Task objective: Exclude the pictures, then repeat the remaining data exactly.
:::::
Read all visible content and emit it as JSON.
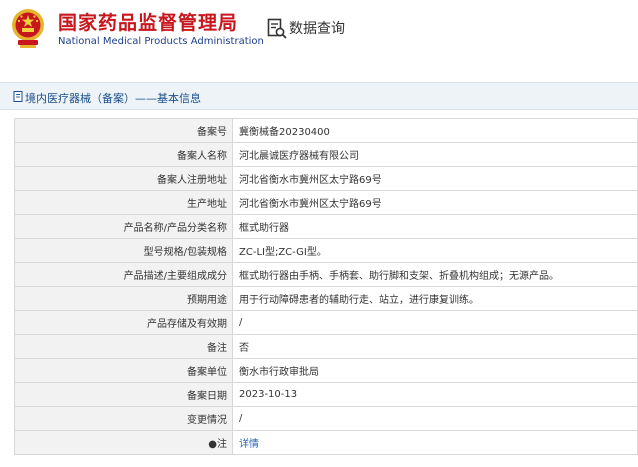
{
  "header": {
    "site_name_cn": "国家药品监督管理局",
    "site_name_en": "National Medical Products Administration",
    "query_title": "数据查询",
    "brand_red": "#c8161d",
    "brand_blue": "#1d3f8c"
  },
  "breadcrumb": {
    "text": "境内医疗器械（备案）——基本信息"
  },
  "record": {
    "rows": [
      {
        "label": "备案号",
        "value": "冀衡械备20230400"
      },
      {
        "label": "备案人名称",
        "value": "河北晨诚医疗器械有限公司"
      },
      {
        "label": "备案人注册地址",
        "value": "河北省衡水市冀州区太宁路69号"
      },
      {
        "label": "生产地址",
        "value": "河北省衡水市冀州区太宁路69号"
      },
      {
        "label": "产品名称/产品分类名称",
        "value": "框式助行器"
      },
      {
        "label": "型号规格/包装规格",
        "value": "ZC-LI型;ZC-GI型。"
      },
      {
        "label": "产品描述/主要组成成分",
        "value": "框式助行器由手柄、手柄套、助行脚和支架、折叠机构组成；无源产品。"
      },
      {
        "label": "预期用途",
        "value": "用于行动障碍患者的辅助行走、站立，进行康复训练。"
      },
      {
        "label": "产品存储及有效期",
        "value": "/"
      },
      {
        "label": "备注",
        "value": "否"
      },
      {
        "label": "备案单位",
        "value": "衡水市行政审批局"
      },
      {
        "label": "备案日期",
        "value": "2023-10-13"
      },
      {
        "label": "变更情况",
        "value": "/"
      }
    ],
    "note_label": "注",
    "note_link": "详情"
  }
}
:::::
Answer to this problem:
Read all visible content and emit it as JSON.
{
  "header": {
    "site_name_cn": "国家药品监督管理局",
    "site_name_en": "National Medical Products Administration",
    "query_title": "数据查询",
    "brand_red": "#c8161d",
    "brand_blue": "#1d3f8c"
  },
  "breadcrumb": {
    "text": "境内医疗器械（备案）——基本信息"
  },
  "record": {
    "rows": [
      {
        "label": "备案号",
        "value": "冀衡械备20230400"
      },
      {
        "label": "备案人名称",
        "value": "河北晨诚医疗器械有限公司"
      },
      {
        "label": "备案人注册地址",
        "value": "河北省衡水市冀州区太宁路69号"
      },
      {
        "label": "生产地址",
        "value": "河北省衡水市冀州区太宁路69号"
      },
      {
        "label": "产品名称/产品分类名称",
        "value": "框式助行器"
      },
      {
        "label": "型号规格/包装规格",
        "value": "ZC-LI型;ZC-GI型。"
      },
      {
        "label": "产品描述/主要组成成分",
        "value": "框式助行器由手柄、手柄套、助行脚和支架、折叠机构组成；无源产品。"
      },
      {
        "label": "预期用途",
        "value": "用于行动障碍患者的辅助行走、站立，进行康复训练。"
      },
      {
        "label": "产品存储及有效期",
        "value": "/"
      },
      {
        "label": "备注",
        "value": "否"
      },
      {
        "label": "备案单位",
        "value": "衡水市行政审批局"
      },
      {
        "label": "备案日期",
        "value": "2023-10-13"
      },
      {
        "label": "变更情况",
        "value": "/"
      }
    ],
    "note_label": "注",
    "note_link": "详情"
  }
}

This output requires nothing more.